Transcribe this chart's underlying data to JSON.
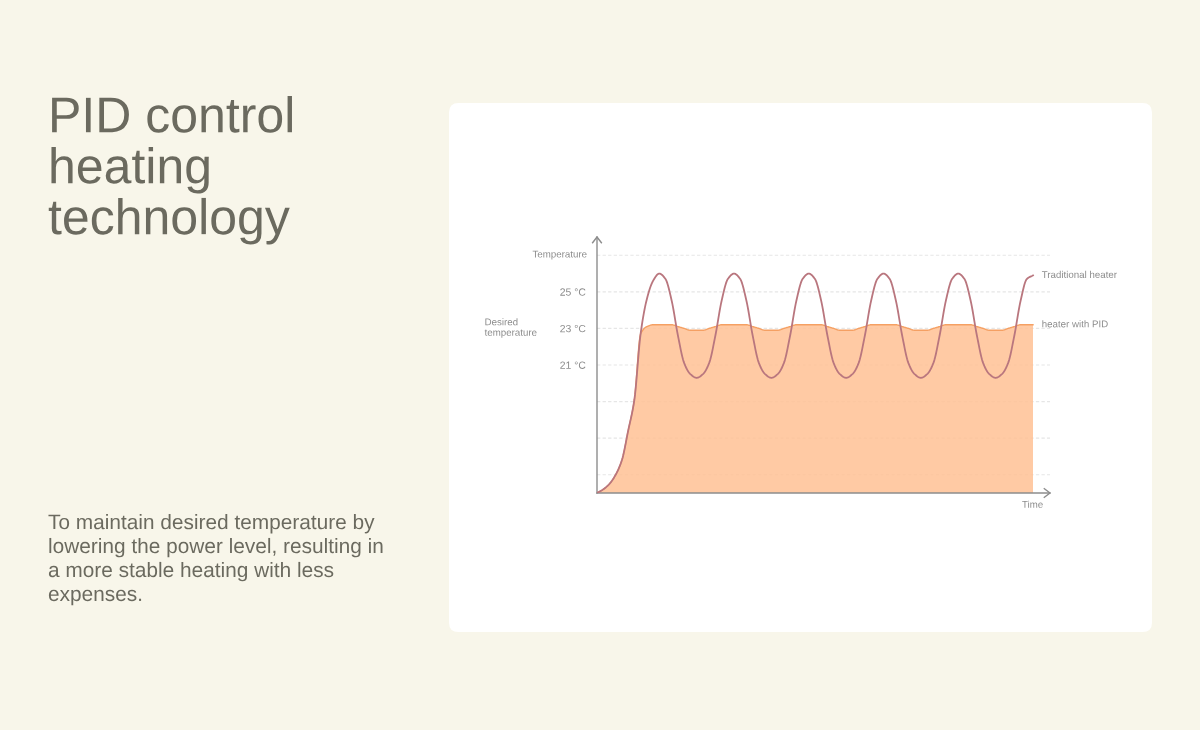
{
  "chart_data": {
    "type": "area",
    "title": "PID control heating technology",
    "xlabel": "Time",
    "ylabel": "Temperature",
    "annotations": [
      "Desired temperature",
      "To maintain desired temperature by lowering the power level, resulting in a more stable heating with less expenses."
    ],
    "categories": [
      null,
      null,
      null,
      null,
      null,
      null,
      null,
      null,
      null,
      null,
      null,
      null,
      null,
      null,
      null,
      null,
      null,
      null,
      null,
      null,
      null,
      null,
      null,
      null,
      null,
      null,
      null,
      null,
      null,
      null,
      null,
      null,
      null,
      null,
      null,
      null,
      null,
      null,
      null,
      null,
      null,
      null,
      null,
      null,
      null,
      null,
      null,
      null,
      null,
      null,
      null,
      null,
      null,
      null,
      null,
      null,
      null,
      null,
      null,
      null,
      null,
      null,
      null,
      null,
      null,
      null,
      null,
      null,
      null,
      null,
      null
    ],
    "series": [
      {
        "name": "Traditional heater",
        "type": "line",
        "color": "#b9767e",
        "values": [
          14.0,
          14.2,
          14.5,
          15.0,
          15.8,
          17.4,
          19.1,
          22.7,
          24.6,
          25.6,
          26.0,
          25.7,
          24.5,
          22.6,
          21.1,
          20.5,
          20.3,
          20.5,
          21.1,
          22.6,
          24.5,
          25.7,
          26.0,
          25.7,
          24.5,
          22.6,
          21.1,
          20.5,
          20.3,
          20.5,
          21.1,
          22.6,
          24.5,
          25.7,
          26.0,
          25.7,
          24.5,
          22.6,
          21.1,
          20.5,
          20.3,
          20.5,
          21.1,
          22.6,
          24.5,
          25.7,
          26.0,
          25.7,
          24.5,
          22.6,
          21.1,
          20.5,
          20.3,
          20.5,
          21.1,
          22.6,
          24.5,
          25.7,
          26.0,
          25.7,
          24.5,
          22.6,
          21.1,
          20.5,
          20.3,
          20.5,
          21.1,
          22.6,
          24.5,
          25.7,
          25.9
        ]
      },
      {
        "name": "heater with PID",
        "color": "#f5a063",
        "values": [
          14.0,
          14.2,
          14.5,
          15.0,
          15.8,
          17.4,
          19.1,
          22.7,
          23.1,
          23.2,
          23.2,
          23.2,
          23.2,
          23.1,
          23.0,
          22.9,
          22.9,
          22.9,
          23.0,
          23.1,
          23.2,
          23.2,
          23.2,
          23.2,
          23.2,
          23.1,
          23.0,
          22.9,
          22.9,
          22.9,
          23.0,
          23.1,
          23.2,
          23.2,
          23.2,
          23.2,
          23.2,
          23.1,
          23.0,
          22.9,
          22.9,
          22.9,
          23.0,
          23.1,
          23.2,
          23.2,
          23.2,
          23.2,
          23.2,
          23.1,
          23.0,
          22.9,
          22.9,
          22.9,
          23.0,
          23.1,
          23.2,
          23.2,
          23.2,
          23.2,
          23.2,
          23.1,
          23.0,
          22.9,
          22.9,
          22.9,
          23.0,
          23.1,
          23.2,
          23.2,
          23.2
        ]
      }
    ],
    "ylim": [
      14,
      28
    ],
    "yticks": [
      {
        "value": 15,
        "label": null
      },
      {
        "value": 17,
        "label": null
      },
      {
        "value": 19,
        "label": null
      },
      {
        "value": 21,
        "label": "21 °C"
      },
      {
        "value": 23,
        "label": "23 °C"
      },
      {
        "value": 25,
        "label": "25 °C"
      },
      {
        "value": 27,
        "label": null
      }
    ],
    "grid": "y"
  }
}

WORK TO BE COMPLETED:
Pictures excluded, quote all the data above exactly.

IN RESPONSE:
Transcribe this chart's underlying data to JSON.
{
  "chart_data": {
    "type": "area",
    "title": "PID control heating technology",
    "xlabel": "Time",
    "ylabel": "Temperature",
    "annotations": [
      "Desired temperature",
      "To maintain desired temperature by lowering the power level, resulting in a more stable heating with less expenses."
    ],
    "categories": [
      null,
      null,
      null,
      null,
      null,
      null,
      null,
      null,
      null,
      null,
      null,
      null,
      null,
      null,
      null,
      null,
      null,
      null,
      null,
      null,
      null,
      null,
      null,
      null,
      null,
      null,
      null,
      null,
      null,
      null,
      null,
      null,
      null,
      null,
      null,
      null,
      null,
      null,
      null,
      null,
      null,
      null,
      null,
      null,
      null,
      null,
      null,
      null,
      null,
      null,
      null,
      null,
      null,
      null,
      null,
      null,
      null,
      null,
      null,
      null,
      null,
      null,
      null,
      null,
      null,
      null,
      null,
      null,
      null,
      null,
      null
    ],
    "series": [
      {
        "name": "Traditional heater",
        "type": "line",
        "color": "#b9767e",
        "values": [
          14.0,
          14.2,
          14.5,
          15.0,
          15.8,
          17.4,
          19.1,
          22.7,
          24.6,
          25.6,
          26.0,
          25.7,
          24.5,
          22.6,
          21.1,
          20.5,
          20.3,
          20.5,
          21.1,
          22.6,
          24.5,
          25.7,
          26.0,
          25.7,
          24.5,
          22.6,
          21.1,
          20.5,
          20.3,
          20.5,
          21.1,
          22.6,
          24.5,
          25.7,
          26.0,
          25.7,
          24.5,
          22.6,
          21.1,
          20.5,
          20.3,
          20.5,
          21.1,
          22.6,
          24.5,
          25.7,
          26.0,
          25.7,
          24.5,
          22.6,
          21.1,
          20.5,
          20.3,
          20.5,
          21.1,
          22.6,
          24.5,
          25.7,
          26.0,
          25.7,
          24.5,
          22.6,
          21.1,
          20.5,
          20.3,
          20.5,
          21.1,
          22.6,
          24.5,
          25.7,
          25.9
        ]
      },
      {
        "name": "heater with PID",
        "color": "#f5a063",
        "values": [
          14.0,
          14.2,
          14.5,
          15.0,
          15.8,
          17.4,
          19.1,
          22.7,
          23.1,
          23.2,
          23.2,
          23.2,
          23.2,
          23.1,
          23.0,
          22.9,
          22.9,
          22.9,
          23.0,
          23.1,
          23.2,
          23.2,
          23.2,
          23.2,
          23.2,
          23.1,
          23.0,
          22.9,
          22.9,
          22.9,
          23.0,
          23.1,
          23.2,
          23.2,
          23.2,
          23.2,
          23.2,
          23.1,
          23.0,
          22.9,
          22.9,
          22.9,
          23.0,
          23.1,
          23.2,
          23.2,
          23.2,
          23.2,
          23.2,
          23.1,
          23.0,
          22.9,
          22.9,
          22.9,
          23.0,
          23.1,
          23.2,
          23.2,
          23.2,
          23.2,
          23.2,
          23.1,
          23.0,
          22.9,
          22.9,
          22.9,
          23.0,
          23.1,
          23.2,
          23.2,
          23.2
        ]
      }
    ],
    "ylim": [
      14,
      28
    ],
    "yticks": [
      {
        "value": 15,
        "label": null
      },
      {
        "value": 17,
        "label": null
      },
      {
        "value": 19,
        "label": null
      },
      {
        "value": 21,
        "label": "21 °C"
      },
      {
        "value": 23,
        "label": "23 °C"
      },
      {
        "value": 25,
        "label": "25 °C"
      },
      {
        "value": 27,
        "label": null
      }
    ],
    "grid": "y"
  }
}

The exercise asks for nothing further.